*RAW RECORDS*:
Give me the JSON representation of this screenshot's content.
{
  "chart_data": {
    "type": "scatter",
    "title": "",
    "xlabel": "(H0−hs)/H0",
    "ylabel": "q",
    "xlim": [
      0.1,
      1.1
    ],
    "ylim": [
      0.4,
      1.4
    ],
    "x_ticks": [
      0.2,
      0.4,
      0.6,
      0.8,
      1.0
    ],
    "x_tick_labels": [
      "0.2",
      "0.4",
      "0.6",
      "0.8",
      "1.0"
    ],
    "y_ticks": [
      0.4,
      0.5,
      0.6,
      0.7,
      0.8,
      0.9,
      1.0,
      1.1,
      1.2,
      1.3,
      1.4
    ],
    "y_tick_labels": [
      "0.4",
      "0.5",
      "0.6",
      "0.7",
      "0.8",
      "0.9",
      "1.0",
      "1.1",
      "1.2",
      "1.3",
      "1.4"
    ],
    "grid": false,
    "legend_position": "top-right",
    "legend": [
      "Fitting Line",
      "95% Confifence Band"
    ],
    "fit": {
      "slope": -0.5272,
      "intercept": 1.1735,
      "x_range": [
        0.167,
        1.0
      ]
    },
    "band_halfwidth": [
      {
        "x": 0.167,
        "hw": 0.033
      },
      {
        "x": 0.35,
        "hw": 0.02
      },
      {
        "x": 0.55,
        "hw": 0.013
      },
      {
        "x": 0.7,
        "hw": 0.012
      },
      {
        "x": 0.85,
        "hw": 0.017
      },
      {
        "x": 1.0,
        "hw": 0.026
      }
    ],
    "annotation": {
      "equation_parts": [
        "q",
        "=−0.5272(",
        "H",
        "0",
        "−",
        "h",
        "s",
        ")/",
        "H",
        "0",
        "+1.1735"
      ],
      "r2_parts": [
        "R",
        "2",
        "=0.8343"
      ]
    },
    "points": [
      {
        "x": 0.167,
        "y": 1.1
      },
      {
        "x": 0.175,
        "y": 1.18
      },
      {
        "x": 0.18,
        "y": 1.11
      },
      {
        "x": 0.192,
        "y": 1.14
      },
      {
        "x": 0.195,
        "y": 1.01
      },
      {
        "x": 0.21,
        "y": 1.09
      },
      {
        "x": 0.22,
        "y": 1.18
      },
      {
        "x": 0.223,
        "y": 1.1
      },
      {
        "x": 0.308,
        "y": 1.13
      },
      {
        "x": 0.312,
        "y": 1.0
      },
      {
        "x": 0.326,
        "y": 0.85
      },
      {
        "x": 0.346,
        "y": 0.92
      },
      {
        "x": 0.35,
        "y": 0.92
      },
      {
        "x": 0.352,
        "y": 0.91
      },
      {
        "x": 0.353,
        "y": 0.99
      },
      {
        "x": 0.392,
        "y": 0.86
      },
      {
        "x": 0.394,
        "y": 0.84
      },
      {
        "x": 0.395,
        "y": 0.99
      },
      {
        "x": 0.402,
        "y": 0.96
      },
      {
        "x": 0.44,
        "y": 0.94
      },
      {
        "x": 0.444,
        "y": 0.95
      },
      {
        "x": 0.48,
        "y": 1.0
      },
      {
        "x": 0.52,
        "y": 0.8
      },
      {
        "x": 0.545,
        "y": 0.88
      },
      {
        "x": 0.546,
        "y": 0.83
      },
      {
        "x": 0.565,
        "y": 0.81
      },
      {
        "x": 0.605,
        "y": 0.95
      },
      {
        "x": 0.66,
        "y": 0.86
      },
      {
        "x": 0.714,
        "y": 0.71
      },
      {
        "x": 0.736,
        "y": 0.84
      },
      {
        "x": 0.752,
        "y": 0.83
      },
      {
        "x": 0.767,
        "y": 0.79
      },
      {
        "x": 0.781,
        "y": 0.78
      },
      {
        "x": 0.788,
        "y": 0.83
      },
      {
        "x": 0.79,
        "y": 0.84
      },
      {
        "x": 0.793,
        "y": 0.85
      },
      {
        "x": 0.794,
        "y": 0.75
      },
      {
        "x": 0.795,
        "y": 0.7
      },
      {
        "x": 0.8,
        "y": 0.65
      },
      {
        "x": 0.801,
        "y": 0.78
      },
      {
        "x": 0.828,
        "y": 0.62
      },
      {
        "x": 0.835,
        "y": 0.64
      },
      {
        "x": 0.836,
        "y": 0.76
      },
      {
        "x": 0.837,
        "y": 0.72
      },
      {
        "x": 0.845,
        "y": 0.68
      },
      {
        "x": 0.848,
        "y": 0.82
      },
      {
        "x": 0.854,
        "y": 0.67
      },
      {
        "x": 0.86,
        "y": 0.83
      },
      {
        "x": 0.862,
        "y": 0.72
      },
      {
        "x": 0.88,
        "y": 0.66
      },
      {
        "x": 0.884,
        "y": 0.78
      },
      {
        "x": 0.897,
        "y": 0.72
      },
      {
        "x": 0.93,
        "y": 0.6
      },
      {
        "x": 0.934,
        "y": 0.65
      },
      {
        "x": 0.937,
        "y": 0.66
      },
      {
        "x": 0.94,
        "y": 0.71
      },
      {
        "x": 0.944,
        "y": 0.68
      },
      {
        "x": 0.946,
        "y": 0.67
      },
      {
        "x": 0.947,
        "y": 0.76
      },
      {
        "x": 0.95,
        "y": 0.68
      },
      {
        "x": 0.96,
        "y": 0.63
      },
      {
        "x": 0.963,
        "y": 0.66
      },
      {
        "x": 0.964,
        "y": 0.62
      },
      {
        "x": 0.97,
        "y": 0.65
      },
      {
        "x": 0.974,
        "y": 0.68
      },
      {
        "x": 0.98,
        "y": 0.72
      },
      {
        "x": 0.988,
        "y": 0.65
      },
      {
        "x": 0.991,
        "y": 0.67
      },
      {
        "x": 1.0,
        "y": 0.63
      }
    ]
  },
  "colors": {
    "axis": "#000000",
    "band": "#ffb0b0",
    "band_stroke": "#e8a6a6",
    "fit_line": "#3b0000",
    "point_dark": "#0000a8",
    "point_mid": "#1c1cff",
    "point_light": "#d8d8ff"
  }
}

*WHAT NEEDS TO BE DONE*: Transcribe every line of the data, exactly as it stands.

*OUTPUT OF THE EXERCISE*:
Give me the JSON representation of this screenshot's content.
{
  "chart_data": {
    "type": "scatter",
    "title": "",
    "xlabel": "(H0−hs)/H0",
    "ylabel": "q",
    "xlim": [
      0.1,
      1.1
    ],
    "ylim": [
      0.4,
      1.4
    ],
    "x_ticks": [
      0.2,
      0.4,
      0.6,
      0.8,
      1.0
    ],
    "x_tick_labels": [
      "0.2",
      "0.4",
      "0.6",
      "0.8",
      "1.0"
    ],
    "y_ticks": [
      0.4,
      0.5,
      0.6,
      0.7,
      0.8,
      0.9,
      1.0,
      1.1,
      1.2,
      1.3,
      1.4
    ],
    "y_tick_labels": [
      "0.4",
      "0.5",
      "0.6",
      "0.7",
      "0.8",
      "0.9",
      "1.0",
      "1.1",
      "1.2",
      "1.3",
      "1.4"
    ],
    "grid": false,
    "legend_position": "top-right",
    "legend": [
      "Fitting Line",
      "95% Confifence Band"
    ],
    "fit": {
      "slope": -0.5272,
      "intercept": 1.1735,
      "x_range": [
        0.167,
        1.0
      ]
    },
    "band_halfwidth": [
      {
        "x": 0.167,
        "hw": 0.033
      },
      {
        "x": 0.35,
        "hw": 0.02
      },
      {
        "x": 0.55,
        "hw": 0.013
      },
      {
        "x": 0.7,
        "hw": 0.012
      },
      {
        "x": 0.85,
        "hw": 0.017
      },
      {
        "x": 1.0,
        "hw": 0.026
      }
    ],
    "annotation": {
      "equation_parts": [
        "q",
        "=−0.5272(",
        "H",
        "0",
        "−",
        "h",
        "s",
        ")/",
        "H",
        "0",
        "+1.1735"
      ],
      "r2_parts": [
        "R",
        "2",
        "=0.8343"
      ]
    },
    "points": [
      {
        "x": 0.167,
        "y": 1.1
      },
      {
        "x": 0.175,
        "y": 1.18
      },
      {
        "x": 0.18,
        "y": 1.11
      },
      {
        "x": 0.192,
        "y": 1.14
      },
      {
        "x": 0.195,
        "y": 1.01
      },
      {
        "x": 0.21,
        "y": 1.09
      },
      {
        "x": 0.22,
        "y": 1.18
      },
      {
        "x": 0.223,
        "y": 1.1
      },
      {
        "x": 0.308,
        "y": 1.13
      },
      {
        "x": 0.312,
        "y": 1.0
      },
      {
        "x": 0.326,
        "y": 0.85
      },
      {
        "x": 0.346,
        "y": 0.92
      },
      {
        "x": 0.35,
        "y": 0.92
      },
      {
        "x": 0.352,
        "y": 0.91
      },
      {
        "x": 0.353,
        "y": 0.99
      },
      {
        "x": 0.392,
        "y": 0.86
      },
      {
        "x": 0.394,
        "y": 0.84
      },
      {
        "x": 0.395,
        "y": 0.99
      },
      {
        "x": 0.402,
        "y": 0.96
      },
      {
        "x": 0.44,
        "y": 0.94
      },
      {
        "x": 0.444,
        "y": 0.95
      },
      {
        "x": 0.48,
        "y": 1.0
      },
      {
        "x": 0.52,
        "y": 0.8
      },
      {
        "x": 0.545,
        "y": 0.88
      },
      {
        "x": 0.546,
        "y": 0.83
      },
      {
        "x": 0.565,
        "y": 0.81
      },
      {
        "x": 0.605,
        "y": 0.95
      },
      {
        "x": 0.66,
        "y": 0.86
      },
      {
        "x": 0.714,
        "y": 0.71
      },
      {
        "x": 0.736,
        "y": 0.84
      },
      {
        "x": 0.752,
        "y": 0.83
      },
      {
        "x": 0.767,
        "y": 0.79
      },
      {
        "x": 0.781,
        "y": 0.78
      },
      {
        "x": 0.788,
        "y": 0.83
      },
      {
        "x": 0.79,
        "y": 0.84
      },
      {
        "x": 0.793,
        "y": 0.85
      },
      {
        "x": 0.794,
        "y": 0.75
      },
      {
        "x": 0.795,
        "y": 0.7
      },
      {
        "x": 0.8,
        "y": 0.65
      },
      {
        "x": 0.801,
        "y": 0.78
      },
      {
        "x": 0.828,
        "y": 0.62
      },
      {
        "x": 0.835,
        "y": 0.64
      },
      {
        "x": 0.836,
        "y": 0.76
      },
      {
        "x": 0.837,
        "y": 0.72
      },
      {
        "x": 0.845,
        "y": 0.68
      },
      {
        "x": 0.848,
        "y": 0.82
      },
      {
        "x": 0.854,
        "y": 0.67
      },
      {
        "x": 0.86,
        "y": 0.83
      },
      {
        "x": 0.862,
        "y": 0.72
      },
      {
        "x": 0.88,
        "y": 0.66
      },
      {
        "x": 0.884,
        "y": 0.78
      },
      {
        "x": 0.897,
        "y": 0.72
      },
      {
        "x": 0.93,
        "y": 0.6
      },
      {
        "x": 0.934,
        "y": 0.65
      },
      {
        "x": 0.937,
        "y": 0.66
      },
      {
        "x": 0.94,
        "y": 0.71
      },
      {
        "x": 0.944,
        "y": 0.68
      },
      {
        "x": 0.946,
        "y": 0.67
      },
      {
        "x": 0.947,
        "y": 0.76
      },
      {
        "x": 0.95,
        "y": 0.68
      },
      {
        "x": 0.96,
        "y": 0.63
      },
      {
        "x": 0.963,
        "y": 0.66
      },
      {
        "x": 0.964,
        "y": 0.62
      },
      {
        "x": 0.97,
        "y": 0.65
      },
      {
        "x": 0.974,
        "y": 0.68
      },
      {
        "x": 0.98,
        "y": 0.72
      },
      {
        "x": 0.988,
        "y": 0.65
      },
      {
        "x": 0.991,
        "y": 0.67
      },
      {
        "x": 1.0,
        "y": 0.63
      }
    ]
  },
  "colors": {
    "axis": "#000000",
    "band": "#ffb0b0",
    "band_stroke": "#e8a6a6",
    "fit_line": "#3b0000",
    "point_dark": "#0000a8",
    "point_mid": "#1c1cff",
    "point_light": "#d8d8ff"
  }
}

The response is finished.